━━━━━ GIVEN ENTRIES ━━━━━
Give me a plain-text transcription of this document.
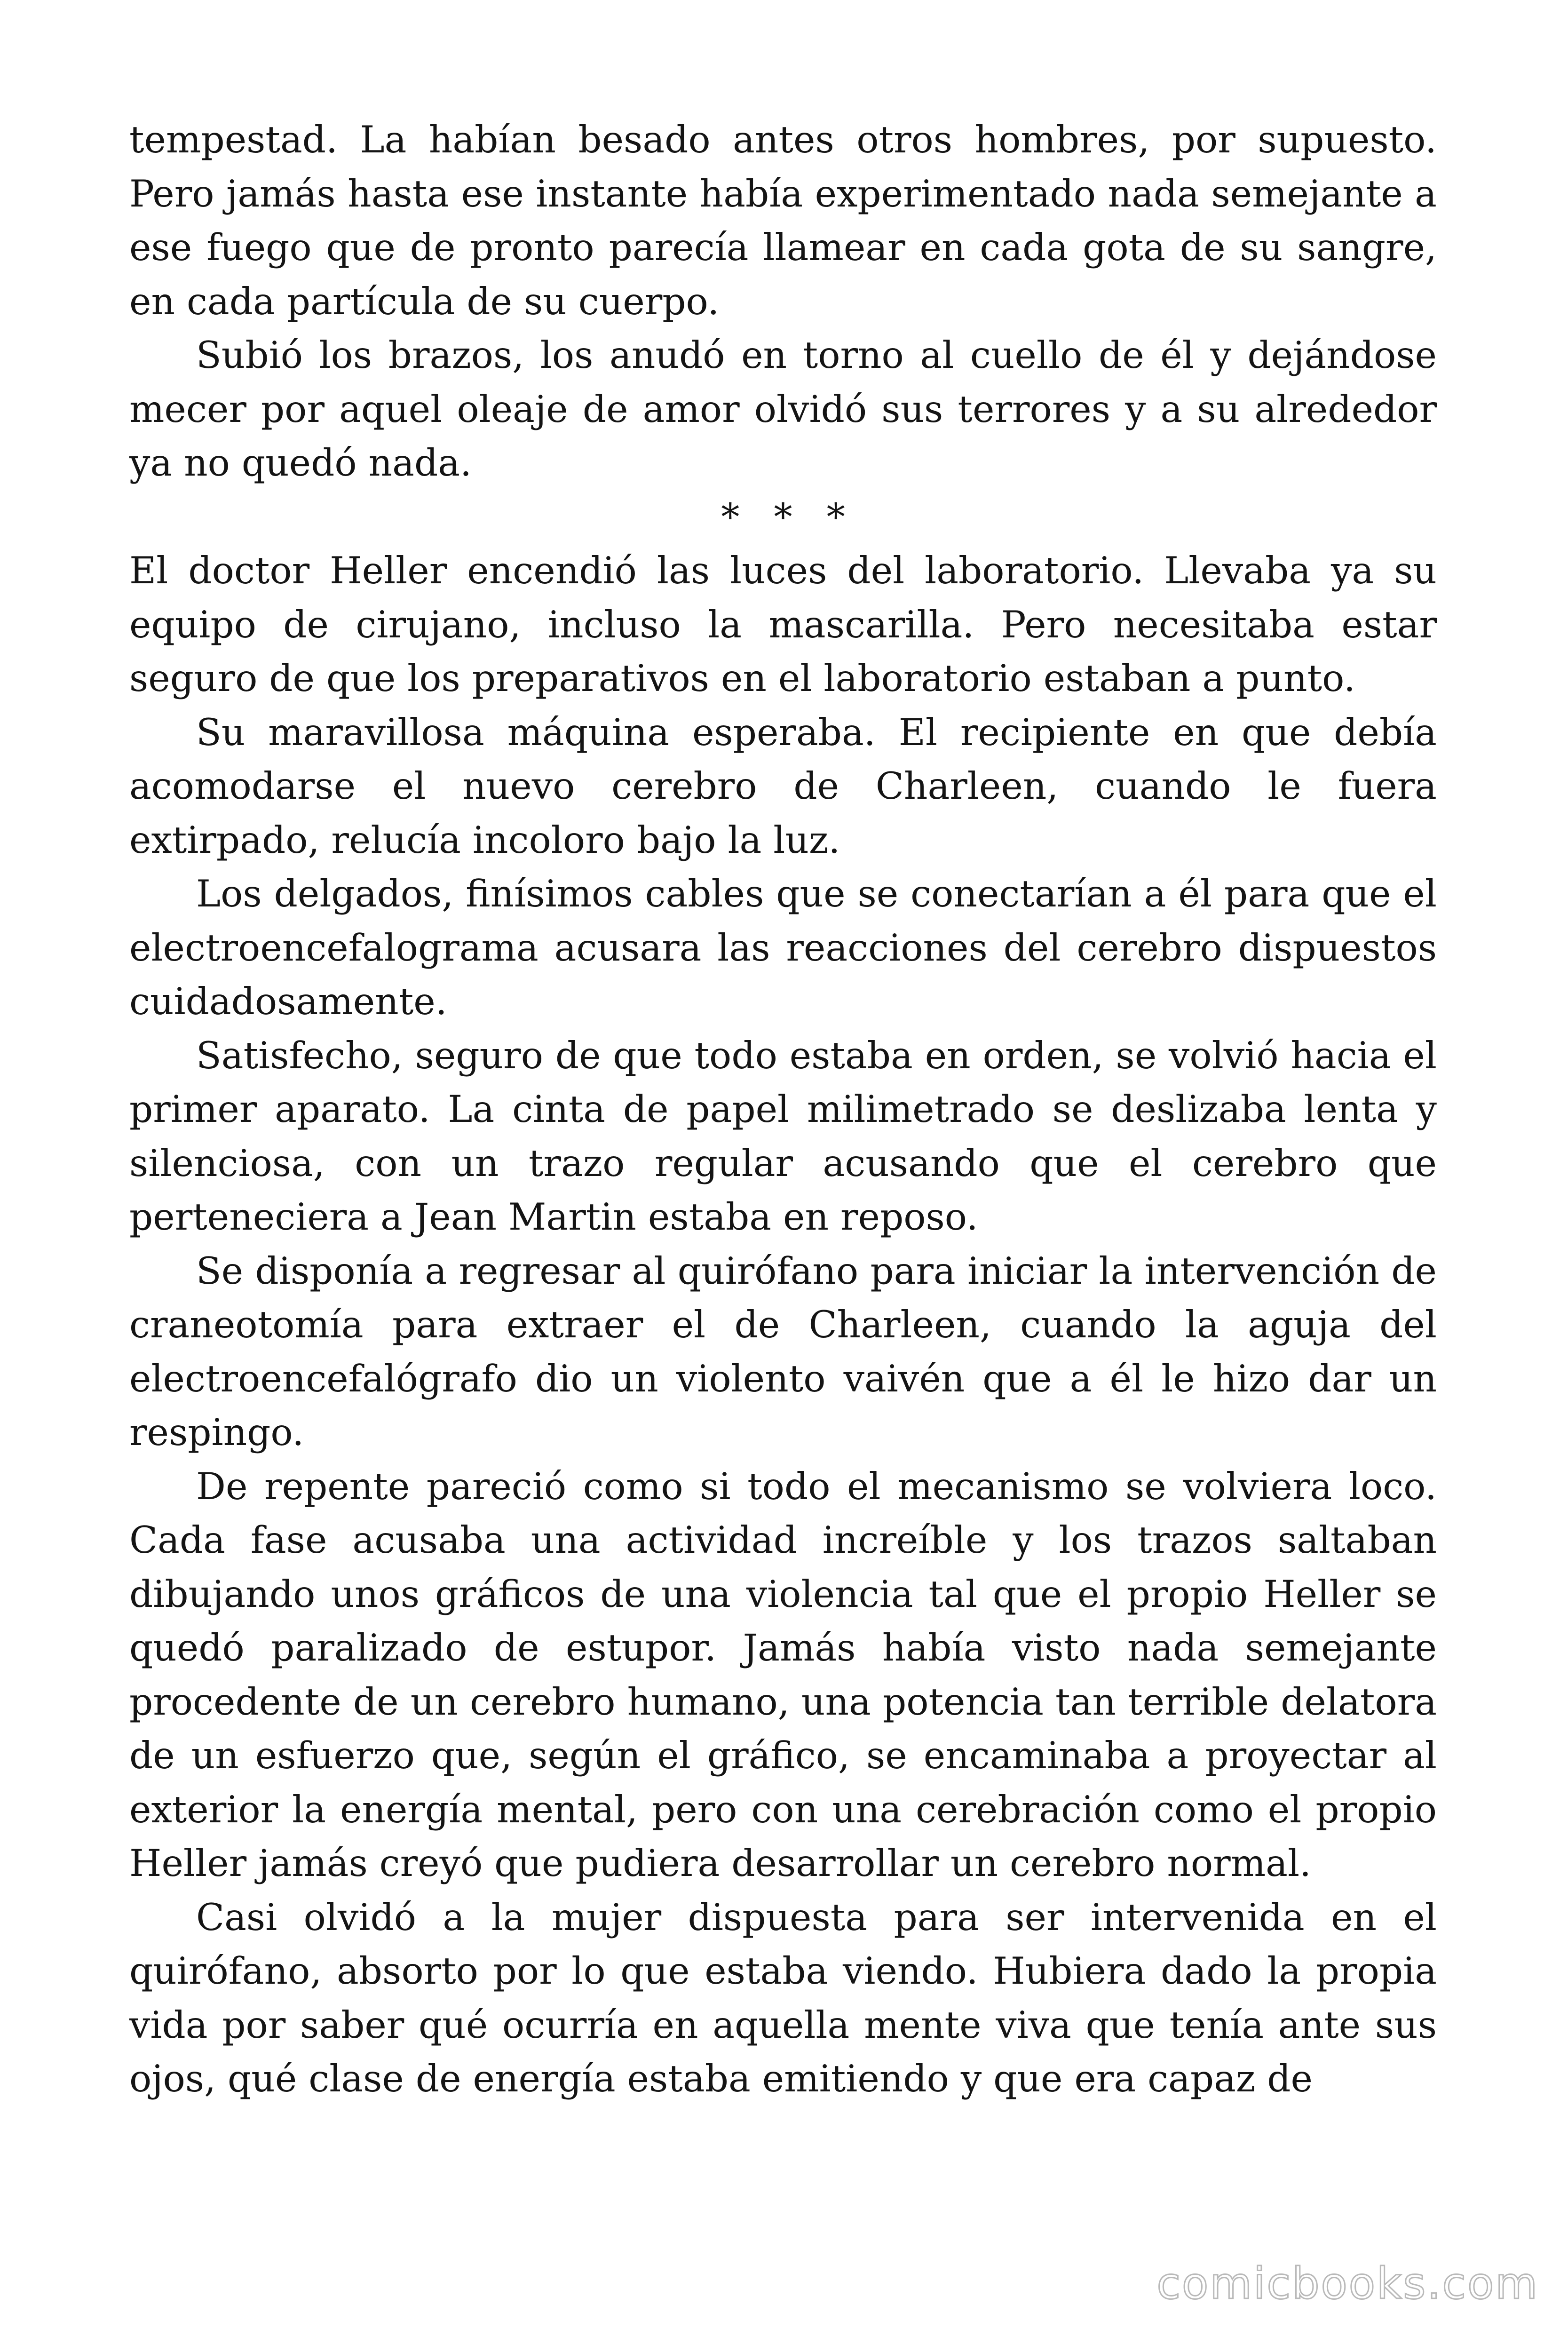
tempestad. La habían besado antes otros hombres, por supuesto. Pero jamás hasta ese instante había experimentado nada semejante a ese fuego que de pronto parecía llamear en cada gota de su sangre, en cada partícula de su cuerpo.

Subió los brazos, los anudó en torno al cuello de él y dejándose mecer por aquel oleaje de amor olvidó sus terrores y a su alrededor ya no quedó nada.

* * *

El doctor Heller encendió las luces del laboratorio. Llevaba ya su equipo de cirujano, incluso la mascarilla. Pero necesitaba estar seguro de que los preparativos en el laboratorio estaban a punto.

Su maravillosa máquina esperaba. El recipiente en que debía acomodarse el nuevo cerebro de Charleen, cuando le fuera extirpado, relucía incoloro bajo la luz.

Los delgados, finísimos cables que se conectarían a él para que el electroencefalograma acusara las reacciones del cerebro dispuestos cuidadosamente.

Satisfecho, seguro de que todo estaba en orden, se volvió hacia el primer aparato. La cinta de papel milimetrado se deslizaba lenta y silenciosa, con un trazo regular acusando que el cerebro que perteneciera a Jean Martin estaba en reposo.

Se disponía a regresar al quirófano para iniciar la intervención de craneotomía para extraer el de Charleen, cuando la aguja del electroencefalógrafo dio un violento vaivén que a él le hizo dar un respingo.

De repente pareció como si todo el mecanismo se volviera loco. Cada fase acusaba una actividad increíble y los trazos saltaban dibujando unos gráficos de una violencia tal que el propio Heller se quedó paralizado de estupor. Jamás había visto nada semejante procedente de un cerebro humano, una potencia tan terrible delatora de un esfuerzo que, según el gráfico, se encaminaba a proyectar al exterior la energía mental, pero con una cerebración como el propio Heller jamás creyó que pudiera desarrollar un cerebro normal.

Casi olvidó a la mujer dispuesta para ser intervenida en el quirófano, absorto por lo que estaba viendo. Hubiera dado la propia vida por saber qué ocurría en aquella mente viva que tenía ante sus ojos, qué clase de energía estaba emitiendo y que era capaz de

comicbooks.com
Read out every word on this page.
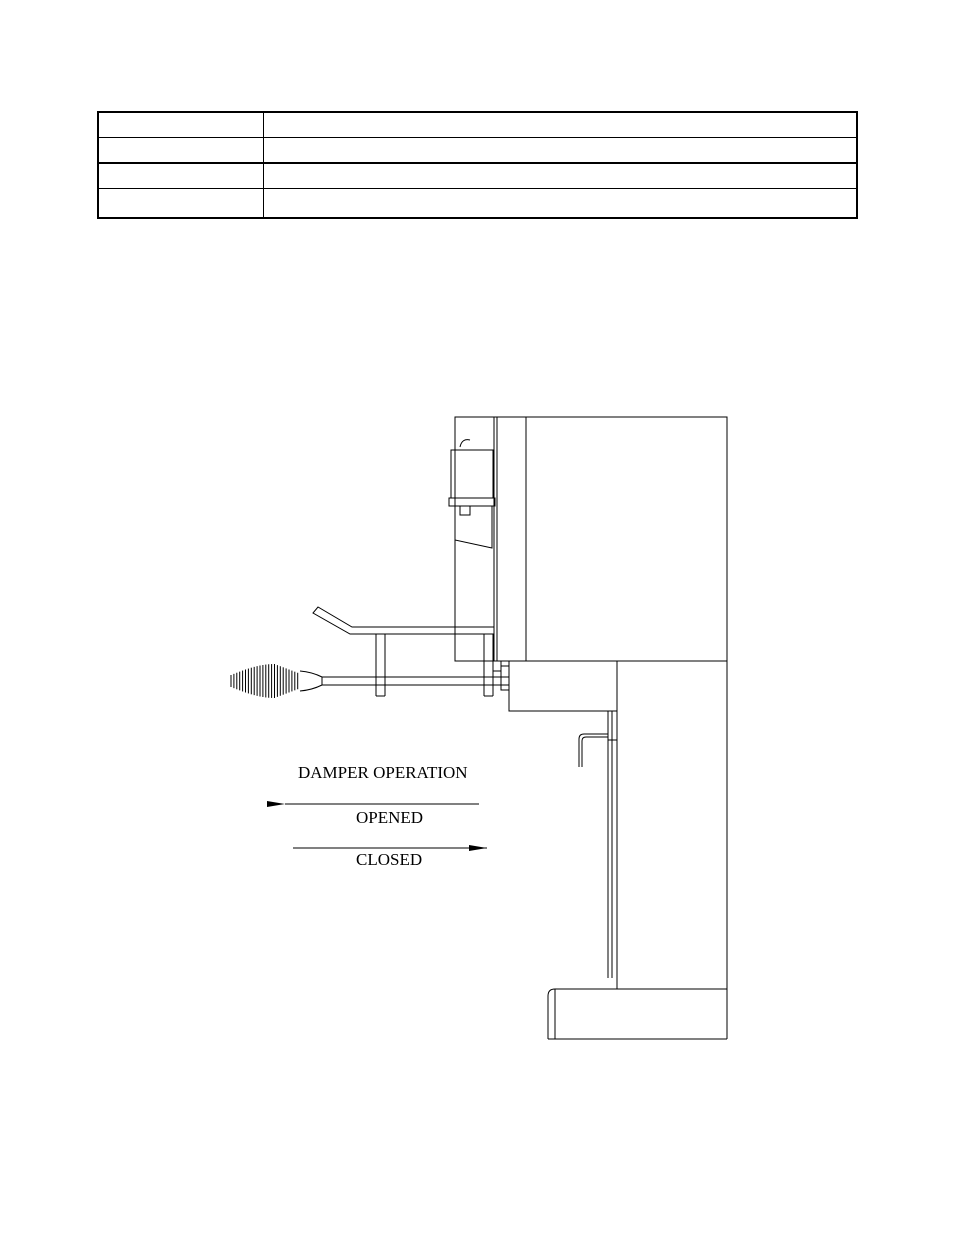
DAMPER OPERATION
OPENED
CLOSED
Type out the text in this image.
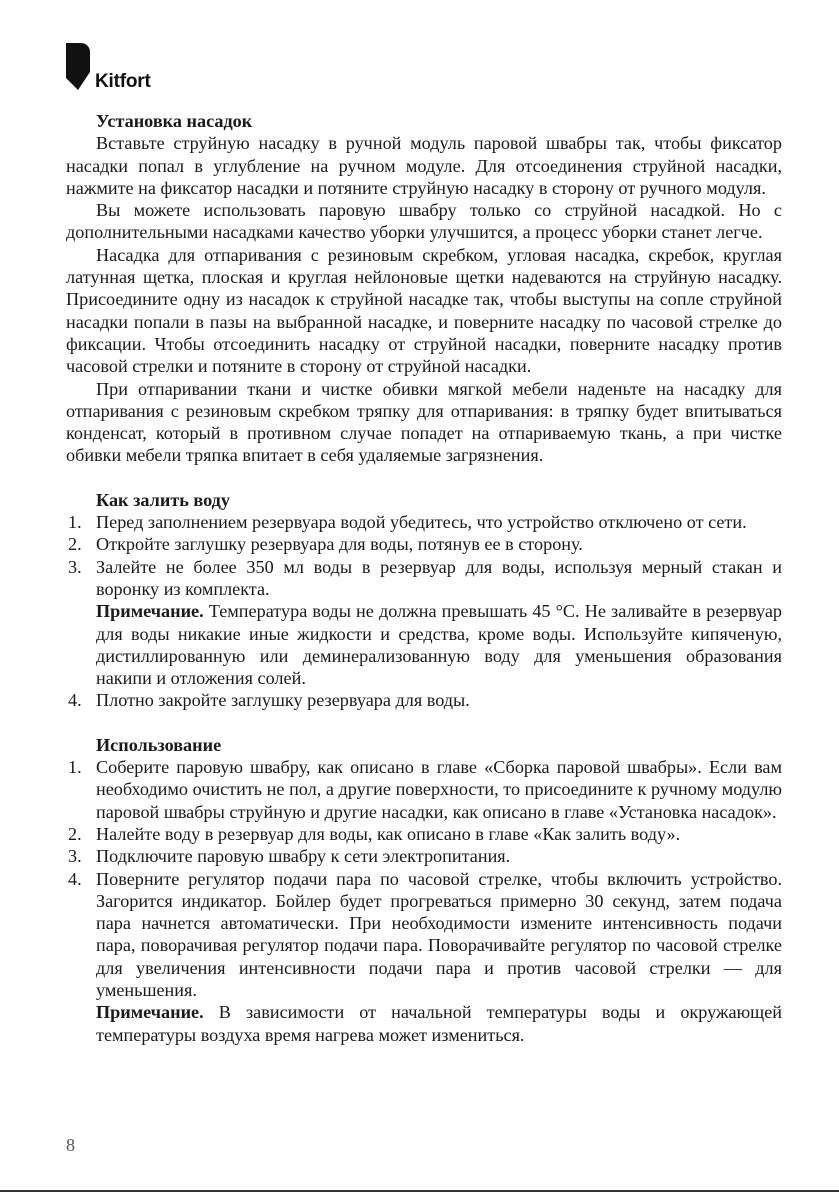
Kitfort

Установка насадок

Вставьте струйную насадку в ручной модуль паровой швабры так, чтобы фиксатор насадки попал в углубление на ручном модуле. Для отсоединения струйной насадки, нажмите на фиксатор насадки и потяните струйную насадку в сторону от ручного модуля.

Вы можете использовать паровую швабру только со струйной насадкой. Но с дополнительными насадками качество уборки улучшится, а процесс уборки станет легче.

Насадка для отпаривания с резиновым скребком, угловая насадка, скребок, круглая латунная щетка, плоская и круглая нейлоновые щетки надеваются на струйную насадку. Присоедините одну из насадок к струйной насадке так, чтобы выступы на сопле струйной насадки попали в пазы на выбранной насадке, и поверните насадку по часовой стрелке до фиксации. Чтобы отсоединить насадку от струйной насадки, поверните насадку против часовой стрелки и потяните в сторону от струйной насадки.

При отпаривании ткани и чистке обивки мягкой мебели наденьте на насадку для отпаривания с резиновым скребком тряпку для отпаривания: в тряпку будет впитываться конденсат, который в противном случае попадет на отпариваемую ткань, а при чистке обивки мебели тряпка впитает в себя удаляемые загрязнения.

Как залить воду

1. Перед заполнением резервуара водой убедитесь, что устройство отключено от сети.
2. Откройте заглушку резервуара для воды, потянув ее в сторону.
3. Залейте не более 350 мл воды в резервуар для воды, используя мерный стакан и воронку из комплекта.

Примечание. Температура воды не должна превышать 45 °C. Не заливайте в резервуар для воды никакие иные жидкости и средства, кроме воды. Используйте кипяченую, дистиллированную или деминерализованную воду для уменьшения образования накипи и отложения солей.

4. Плотно закройте заглушку резервуара для воды.

Использование

1. Соберите паровую швабру, как описано в главе «Сборка паровой швабры». Если вам необходимо очистить не пол, а другие поверхности, то присоедините к ручному модулю паровой швабры струйную и другие насадки, как описано в главе «Установка насадок».
2. Налейте воду в резервуар для воды, как описано в главе «Как залить воду».
3. Подключите паровую швабру к сети электропитания.
4. Поверните регулятор подачи пара по часовой стрелке, чтобы включить устройство. Загорится индикатор. Бойлер будет прогреваться примерно 30 секунд, затем подача пара начнется автоматически. При необходимости измените интенсивность подачи пара, поворачивая регулятор подачи пара. Поворачивайте регулятор по часовой стрелке для увеличения интенсивности подачи пара и против часовой стрелки — для уменьшения.

Примечание. В зависимости от начальной температуры воды и окружающей температуры воздуха время нагрева может измениться.

8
━━━━━
* _THE EXERCISE_:
What is the number of lines that hold the string "устройство"? Reply with that number alone.

* _EXERCISE SOLUTION_:
2